Supplied material:
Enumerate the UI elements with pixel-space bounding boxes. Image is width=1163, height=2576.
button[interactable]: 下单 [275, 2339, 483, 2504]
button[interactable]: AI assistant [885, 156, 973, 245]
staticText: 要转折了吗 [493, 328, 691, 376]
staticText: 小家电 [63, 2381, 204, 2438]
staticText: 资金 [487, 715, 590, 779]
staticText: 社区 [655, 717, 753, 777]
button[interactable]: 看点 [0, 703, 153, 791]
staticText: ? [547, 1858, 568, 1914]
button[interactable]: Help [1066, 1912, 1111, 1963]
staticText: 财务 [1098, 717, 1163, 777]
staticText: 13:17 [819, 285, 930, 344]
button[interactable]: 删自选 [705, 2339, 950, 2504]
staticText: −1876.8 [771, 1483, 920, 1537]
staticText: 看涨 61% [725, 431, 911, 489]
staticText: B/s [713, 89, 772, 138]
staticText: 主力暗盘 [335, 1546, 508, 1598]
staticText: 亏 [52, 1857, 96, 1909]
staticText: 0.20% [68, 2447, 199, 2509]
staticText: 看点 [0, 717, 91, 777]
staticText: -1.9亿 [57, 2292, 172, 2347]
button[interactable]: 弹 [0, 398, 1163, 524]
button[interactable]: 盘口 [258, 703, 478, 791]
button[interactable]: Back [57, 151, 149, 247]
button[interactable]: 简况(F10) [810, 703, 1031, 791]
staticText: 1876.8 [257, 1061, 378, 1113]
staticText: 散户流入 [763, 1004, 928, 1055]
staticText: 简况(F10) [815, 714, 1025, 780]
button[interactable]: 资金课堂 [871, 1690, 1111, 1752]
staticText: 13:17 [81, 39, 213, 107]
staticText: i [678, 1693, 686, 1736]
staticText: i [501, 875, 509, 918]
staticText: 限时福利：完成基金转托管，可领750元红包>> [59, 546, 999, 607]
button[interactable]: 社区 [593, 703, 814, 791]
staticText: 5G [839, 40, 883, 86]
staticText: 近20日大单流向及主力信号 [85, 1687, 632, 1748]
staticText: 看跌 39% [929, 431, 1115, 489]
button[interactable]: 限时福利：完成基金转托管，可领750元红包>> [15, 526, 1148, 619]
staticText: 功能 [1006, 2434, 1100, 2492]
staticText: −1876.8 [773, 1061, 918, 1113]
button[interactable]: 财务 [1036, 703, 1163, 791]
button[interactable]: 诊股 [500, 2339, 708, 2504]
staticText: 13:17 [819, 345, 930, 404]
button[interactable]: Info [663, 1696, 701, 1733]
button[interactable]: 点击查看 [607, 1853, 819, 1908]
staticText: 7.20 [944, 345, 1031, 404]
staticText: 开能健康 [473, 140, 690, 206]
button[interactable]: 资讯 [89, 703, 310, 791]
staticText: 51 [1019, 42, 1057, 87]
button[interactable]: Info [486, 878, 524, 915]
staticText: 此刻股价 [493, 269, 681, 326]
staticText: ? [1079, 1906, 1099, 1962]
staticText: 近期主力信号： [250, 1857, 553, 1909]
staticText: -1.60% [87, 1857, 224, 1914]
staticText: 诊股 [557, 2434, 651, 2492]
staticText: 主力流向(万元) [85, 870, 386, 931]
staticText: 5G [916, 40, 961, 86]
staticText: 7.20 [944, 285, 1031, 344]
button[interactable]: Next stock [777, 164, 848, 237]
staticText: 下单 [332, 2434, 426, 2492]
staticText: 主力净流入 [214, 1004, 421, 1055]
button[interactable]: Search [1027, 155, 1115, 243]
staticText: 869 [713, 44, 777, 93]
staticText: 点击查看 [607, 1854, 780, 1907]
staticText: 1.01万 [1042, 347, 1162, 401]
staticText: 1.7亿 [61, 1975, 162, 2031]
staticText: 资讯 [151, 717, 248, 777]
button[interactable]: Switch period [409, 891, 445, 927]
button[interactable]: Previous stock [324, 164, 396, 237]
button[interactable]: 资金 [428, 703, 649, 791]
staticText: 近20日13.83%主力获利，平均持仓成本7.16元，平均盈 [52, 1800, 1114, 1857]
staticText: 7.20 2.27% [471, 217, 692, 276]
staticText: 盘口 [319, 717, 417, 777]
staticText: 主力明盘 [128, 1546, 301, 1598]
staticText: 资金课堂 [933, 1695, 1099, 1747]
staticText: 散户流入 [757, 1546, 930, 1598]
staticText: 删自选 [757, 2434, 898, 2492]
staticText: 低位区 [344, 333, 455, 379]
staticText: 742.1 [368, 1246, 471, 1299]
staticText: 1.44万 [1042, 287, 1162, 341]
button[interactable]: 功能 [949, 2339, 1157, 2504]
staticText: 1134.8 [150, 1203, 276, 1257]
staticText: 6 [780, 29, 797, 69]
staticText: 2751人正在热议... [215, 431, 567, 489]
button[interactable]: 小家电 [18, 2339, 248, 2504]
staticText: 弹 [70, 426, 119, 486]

Exercise: Duplicate verbatim the stretch of the records from the start through the line containing "staticText: ? [547, 1858, 568, 1914]".

Result of the task:
Enumerate the UI elements with pixel-space bounding boxes. Image is width=1163, height=2576.
button[interactable]: 下单 [275, 2339, 483, 2504]
button[interactable]: AI assistant [885, 156, 973, 245]
staticText: 要转折了吗 [493, 328, 691, 376]
staticText: 小家电 [63, 2381, 204, 2438]
staticText: 资金 [487, 715, 590, 779]
staticText: 社区 [655, 717, 753, 777]
button[interactable]: 看点 [0, 703, 153, 791]
staticText: ? [547, 1858, 568, 1914]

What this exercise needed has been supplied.